-- START --

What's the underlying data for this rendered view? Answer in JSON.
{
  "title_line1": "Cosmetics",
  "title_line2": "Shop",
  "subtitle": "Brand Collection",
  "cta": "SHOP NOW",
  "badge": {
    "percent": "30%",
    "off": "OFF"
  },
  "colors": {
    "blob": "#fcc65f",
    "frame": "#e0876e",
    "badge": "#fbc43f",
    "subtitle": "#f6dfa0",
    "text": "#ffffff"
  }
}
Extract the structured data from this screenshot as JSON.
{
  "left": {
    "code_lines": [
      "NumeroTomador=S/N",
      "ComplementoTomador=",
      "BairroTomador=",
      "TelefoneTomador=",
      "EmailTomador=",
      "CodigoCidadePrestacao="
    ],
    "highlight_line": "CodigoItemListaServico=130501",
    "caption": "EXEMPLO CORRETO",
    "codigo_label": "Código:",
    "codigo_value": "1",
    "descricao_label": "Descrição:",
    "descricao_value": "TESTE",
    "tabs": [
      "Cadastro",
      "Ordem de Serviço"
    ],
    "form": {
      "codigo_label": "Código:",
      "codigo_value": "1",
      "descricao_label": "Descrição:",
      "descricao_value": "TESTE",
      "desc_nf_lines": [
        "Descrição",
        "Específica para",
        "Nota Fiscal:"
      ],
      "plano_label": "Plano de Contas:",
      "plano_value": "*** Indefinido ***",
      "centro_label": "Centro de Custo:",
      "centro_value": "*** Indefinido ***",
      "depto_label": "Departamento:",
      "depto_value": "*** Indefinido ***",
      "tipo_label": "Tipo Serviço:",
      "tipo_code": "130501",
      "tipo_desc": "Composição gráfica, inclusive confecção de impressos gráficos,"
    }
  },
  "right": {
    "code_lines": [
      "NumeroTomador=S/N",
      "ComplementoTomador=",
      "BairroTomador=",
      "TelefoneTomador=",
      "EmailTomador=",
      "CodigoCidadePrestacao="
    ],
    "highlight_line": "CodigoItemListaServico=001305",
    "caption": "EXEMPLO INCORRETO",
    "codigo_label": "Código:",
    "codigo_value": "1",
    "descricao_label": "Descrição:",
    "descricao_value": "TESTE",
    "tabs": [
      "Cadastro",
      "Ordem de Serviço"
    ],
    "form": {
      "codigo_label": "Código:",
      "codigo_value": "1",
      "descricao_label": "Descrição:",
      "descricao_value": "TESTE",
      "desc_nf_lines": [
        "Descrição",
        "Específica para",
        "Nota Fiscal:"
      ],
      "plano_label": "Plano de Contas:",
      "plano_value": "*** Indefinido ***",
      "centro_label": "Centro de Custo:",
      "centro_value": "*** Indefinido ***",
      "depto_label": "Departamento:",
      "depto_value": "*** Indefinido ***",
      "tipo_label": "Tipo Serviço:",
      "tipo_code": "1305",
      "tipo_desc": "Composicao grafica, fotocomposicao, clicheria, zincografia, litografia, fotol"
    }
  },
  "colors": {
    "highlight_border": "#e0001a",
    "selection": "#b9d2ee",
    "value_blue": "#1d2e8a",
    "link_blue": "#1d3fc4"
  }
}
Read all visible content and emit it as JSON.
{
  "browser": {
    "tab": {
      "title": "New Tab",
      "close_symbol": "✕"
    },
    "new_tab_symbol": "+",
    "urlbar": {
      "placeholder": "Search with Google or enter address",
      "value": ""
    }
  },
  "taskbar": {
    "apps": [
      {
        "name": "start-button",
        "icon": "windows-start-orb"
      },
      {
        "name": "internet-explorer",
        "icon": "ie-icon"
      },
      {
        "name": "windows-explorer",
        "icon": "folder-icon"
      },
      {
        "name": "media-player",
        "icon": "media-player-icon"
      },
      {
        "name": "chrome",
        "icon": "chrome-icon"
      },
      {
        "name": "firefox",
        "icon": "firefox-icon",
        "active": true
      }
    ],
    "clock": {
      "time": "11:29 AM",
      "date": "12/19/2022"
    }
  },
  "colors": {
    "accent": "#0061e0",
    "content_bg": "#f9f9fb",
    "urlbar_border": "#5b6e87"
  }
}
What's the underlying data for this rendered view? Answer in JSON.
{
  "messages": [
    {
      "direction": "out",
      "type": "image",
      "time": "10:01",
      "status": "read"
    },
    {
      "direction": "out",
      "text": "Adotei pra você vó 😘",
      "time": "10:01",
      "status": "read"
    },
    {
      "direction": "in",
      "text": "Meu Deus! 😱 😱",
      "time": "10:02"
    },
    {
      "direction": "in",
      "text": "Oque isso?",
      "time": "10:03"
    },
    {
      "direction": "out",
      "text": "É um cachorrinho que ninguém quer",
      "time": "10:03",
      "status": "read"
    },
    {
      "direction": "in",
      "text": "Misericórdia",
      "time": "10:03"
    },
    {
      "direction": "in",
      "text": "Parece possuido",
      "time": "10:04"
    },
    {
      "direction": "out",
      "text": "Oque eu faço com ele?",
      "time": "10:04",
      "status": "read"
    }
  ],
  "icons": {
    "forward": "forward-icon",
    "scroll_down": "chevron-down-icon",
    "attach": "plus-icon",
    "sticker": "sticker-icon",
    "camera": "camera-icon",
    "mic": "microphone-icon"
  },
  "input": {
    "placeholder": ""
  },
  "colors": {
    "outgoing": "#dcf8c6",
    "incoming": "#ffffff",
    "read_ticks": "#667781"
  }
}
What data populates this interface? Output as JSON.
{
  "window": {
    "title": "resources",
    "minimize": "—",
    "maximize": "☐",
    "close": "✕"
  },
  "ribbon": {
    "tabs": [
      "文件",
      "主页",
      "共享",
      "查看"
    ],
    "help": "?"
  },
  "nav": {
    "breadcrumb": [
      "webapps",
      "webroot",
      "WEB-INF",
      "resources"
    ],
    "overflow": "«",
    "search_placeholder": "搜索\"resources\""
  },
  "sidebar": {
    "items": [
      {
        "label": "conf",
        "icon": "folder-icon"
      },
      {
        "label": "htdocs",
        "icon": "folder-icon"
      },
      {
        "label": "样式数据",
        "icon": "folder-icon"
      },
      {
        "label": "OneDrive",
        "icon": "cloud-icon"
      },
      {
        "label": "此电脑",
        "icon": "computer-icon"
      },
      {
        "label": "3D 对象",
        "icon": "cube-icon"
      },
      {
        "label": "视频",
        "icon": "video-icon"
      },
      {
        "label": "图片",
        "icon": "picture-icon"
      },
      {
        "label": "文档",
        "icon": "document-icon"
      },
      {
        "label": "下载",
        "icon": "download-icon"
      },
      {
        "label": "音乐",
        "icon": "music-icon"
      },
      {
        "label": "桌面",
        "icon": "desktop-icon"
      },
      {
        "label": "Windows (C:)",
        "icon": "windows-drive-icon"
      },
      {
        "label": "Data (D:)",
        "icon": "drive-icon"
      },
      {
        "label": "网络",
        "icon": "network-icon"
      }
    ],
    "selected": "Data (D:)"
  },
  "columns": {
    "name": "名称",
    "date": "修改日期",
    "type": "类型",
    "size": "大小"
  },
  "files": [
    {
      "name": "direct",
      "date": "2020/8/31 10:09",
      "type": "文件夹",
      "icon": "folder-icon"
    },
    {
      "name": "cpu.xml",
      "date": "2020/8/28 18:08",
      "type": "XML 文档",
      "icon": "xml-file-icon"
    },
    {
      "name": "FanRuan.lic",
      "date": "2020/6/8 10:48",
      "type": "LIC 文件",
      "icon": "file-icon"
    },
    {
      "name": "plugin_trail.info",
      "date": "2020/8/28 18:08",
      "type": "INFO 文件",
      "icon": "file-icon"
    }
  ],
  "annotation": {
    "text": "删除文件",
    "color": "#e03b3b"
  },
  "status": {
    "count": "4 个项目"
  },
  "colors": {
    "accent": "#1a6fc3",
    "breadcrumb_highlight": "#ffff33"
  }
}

-- END --

● GIVEN EXERCISE
The records above are to be repeated exactly, in their entirety.

● RESPONSE TO THIS TASK
What's the underlying data for this rendered view? Answer in JSON.
{
  "title_line1": "Cosmetics",
  "title_line2": "Shop",
  "subtitle": "Brand Collection",
  "cta": "SHOP NOW",
  "badge": {
    "percent": "30%",
    "off": "OFF"
  },
  "colors": {
    "blob": "#fcc65f",
    "frame": "#e0876e",
    "badge": "#fbc43f",
    "subtitle": "#f6dfa0",
    "text": "#ffffff"
  }
}
Extract the structured data from this screenshot as JSON.
{
  "left": {
    "code_lines": [
      "NumeroTomador=S/N",
      "ComplementoTomador=",
      "BairroTomador=",
      "TelefoneTomador=",
      "EmailTomador=",
      "CodigoCidadePrestacao="
    ],
    "highlight_line": "CodigoItemListaServico=130501",
    "caption": "EXEMPLO CORRETO",
    "codigo_label": "Código:",
    "codigo_value": "1",
    "descricao_label": "Descrição:",
    "descricao_value": "TESTE",
    "tabs": [
      "Cadastro",
      "Ordem de Serviço"
    ],
    "form": {
      "codigo_label": "Código:",
      "codigo_value": "1",
      "descricao_label": "Descrição:",
      "descricao_value": "TESTE",
      "desc_nf_lines": [
        "Descrição",
        "Específica para",
        "Nota Fiscal:"
      ],
      "plano_label": "Plano de Contas:",
      "plano_value": "*** Indefinido ***",
      "centro_label": "Centro de Custo:",
      "centro_value": "*** Indefinido ***",
      "depto_label": "Departamento:",
      "depto_value": "*** Indefinido ***",
      "tipo_label": "Tipo Serviço:",
      "tipo_code": "130501",
      "tipo_desc": "Composição gráfica, inclusive confecção de impressos gráficos,"
    }
  },
  "right": {
    "code_lines": [
      "NumeroTomador=S/N",
      "ComplementoTomador=",
      "BairroTomador=",
      "TelefoneTomador=",
      "EmailTomador=",
      "CodigoCidadePrestacao="
    ],
    "highlight_line": "CodigoItemListaServico=001305",
    "caption": "EXEMPLO INCORRETO",
    "codigo_label": "Código:",
    "codigo_value": "1",
    "descricao_label": "Descrição:",
    "descricao_value": "TESTE",
    "tabs": [
      "Cadastro",
      "Ordem de Serviço"
    ],
    "form": {
      "codigo_label": "Código:",
      "codigo_value": "1",
      "descricao_label": "Descrição:",
      "descricao_value": "TESTE",
      "desc_nf_lines": [
        "Descrição",
        "Específica para",
        "Nota Fiscal:"
      ],
      "plano_label": "Plano de Contas:",
      "plano_value": "*** Indefinido ***",
      "centro_label": "Centro de Custo:",
      "centro_value": "*** Indefinido ***",
      "depto_label": "Departamento:",
      "depto_value": "*** Indefinido ***",
      "tipo_label": "Tipo Serviço:",
      "tipo_code": "1305",
      "tipo_desc": "Composicao grafica, fotocomposicao, clicheria, zincografia, litografia, fotol"
    }
  },
  "colors": {
    "highlight_border": "#e0001a",
    "selection": "#b9d2ee",
    "value_blue": "#1d2e8a",
    "link_blue": "#1d3fc4"
  }
}
Read all visible content and emit it as JSON.
{
  "browser": {
    "tab": {
      "title": "New Tab",
      "close_symbol": "✕"
    },
    "new_tab_symbol": "+",
    "urlbar": {
      "placeholder": "Search with Google or enter address",
      "value": ""
    }
  },
  "taskbar": {
    "apps": [
      {
        "name": "start-button",
        "icon": "windows-start-orb"
      },
      {
        "name": "internet-explorer",
        "icon": "ie-icon"
      },
      {
        "name": "windows-explorer",
        "icon": "folder-icon"
      },
      {
        "name": "media-player",
        "icon": "media-player-icon"
      },
      {
        "name": "chrome",
        "icon": "chrome-icon"
      },
      {
        "name": "firefox",
        "icon": "firefox-icon",
        "active": true
      }
    ],
    "clock": {
      "time": "11:29 AM",
      "date": "12/19/2022"
    }
  },
  "colors": {
    "accent": "#0061e0",
    "content_bg": "#f9f9fb",
    "urlbar_border": "#5b6e87"
  }
}
What's the underlying data for this rendered view? Answer in JSON.
{
  "messages": [
    {
      "direction": "out",
      "type": "image",
      "time": "10:01",
      "status": "read"
    },
    {
      "direction": "out",
      "text": "Adotei pra você vó 😘",
      "time": "10:01",
      "status": "read"
    },
    {
      "direction": "in",
      "text": "Meu Deus! 😱 😱",
      "time": "10:02"
    },
    {
      "direction": "in",
      "text": "Oque isso?",
      "time": "10:03"
    },
    {
      "direction": "out",
      "text": "É um cachorrinho que ninguém quer",
      "time": "10:03",
      "status": "read"
    },
    {
      "direction": "in",
      "text": "Misericórdia",
      "time": "10:03"
    },
    {
      "direction": "in",
      "text": "Parece possuido",
      "time": "10:04"
    },
    {
      "direction": "out",
      "text": "Oque eu faço com ele?",
      "time": "10:04",
      "status": "read"
    }
  ],
  "icons": {
    "forward": "forward-icon",
    "scroll_down": "chevron-down-icon",
    "attach": "plus-icon",
    "sticker": "sticker-icon",
    "camera": "camera-icon",
    "mic": "microphone-icon"
  },
  "input": {
    "placeholder": ""
  },
  "colors": {
    "outgoing": "#dcf8c6",
    "incoming": "#ffffff",
    "read_ticks": "#667781"
  }
}
What data populates this interface? Output as JSON.
{
  "window": {
    "title": "resources",
    "minimize": "—",
    "maximize": "☐",
    "close": "✕"
  },
  "ribbon": {
    "tabs": [
      "文件",
      "主页",
      "共享",
      "查看"
    ],
    "help": "?"
  },
  "nav": {
    "breadcrumb": [
      "webapps",
      "webroot",
      "WEB-INF",
      "resources"
    ],
    "overflow": "«",
    "search_placeholder": "搜索\"resources\""
  },
  "sidebar": {
    "items": [
      {
        "label": "conf",
        "icon": "folder-icon"
      },
      {
        "label": "htdocs",
        "icon": "folder-icon"
      },
      {
        "label": "样式数据",
        "icon": "folder-icon"
      },
      {
        "label": "OneDrive",
        "icon": "cloud-icon"
      },
      {
        "label": "此电脑",
        "icon": "computer-icon"
      },
      {
        "label": "3D 对象",
        "icon": "cube-icon"
      },
      {
        "label": "视频",
        "icon": "video-icon"
      },
      {
        "label": "图片",
        "icon": "picture-icon"
      },
      {
        "label": "文档",
        "icon": "document-icon"
      },
      {
        "label": "下载",
        "icon": "download-icon"
      },
      {
        "label": "音乐",
        "icon": "music-icon"
      },
      {
        "label": "桌面",
        "icon": "desktop-icon"
      },
      {
        "label": "Windows (C:)",
        "icon": "windows-drive-icon"
      },
      {
        "label": "Data (D:)",
        "icon": "drive-icon"
      },
      {
        "label": "网络",
        "icon": "network-icon"
      }
    ],
    "selected": "Data (D:)"
  },
  "columns": {
    "name": "名称",
    "date": "修改日期",
    "type": "类型",
    "size": "大小"
  },
  "files": [
    {
      "name": "direct",
      "date": "2020/8/31 10:09",
      "type": "文件夹",
      "icon": "folder-icon"
    },
    {
      "name": "cpu.xml",
      "date": "2020/8/28 18:08",
      "type": "XML 文档",
      "icon": "xml-file-icon"
    },
    {
      "name": "FanRuan.lic",
      "date": "2020/6/8 10:48",
      "type": "LIC 文件",
      "icon": "file-icon"
    },
    {
      "name": "plugin_trail.info",
      "date": "2020/8/28 18:08",
      "type": "INFO 文件",
      "icon": "file-icon"
    }
  ],
  "annotation": {
    "text": "删除文件",
    "color": "#e03b3b"
  },
  "status": {
    "count": "4 个项目"
  },
  "colors": {
    "accent": "#1a6fc3",
    "breadcrumb_highlight": "#ffff33"
  }
}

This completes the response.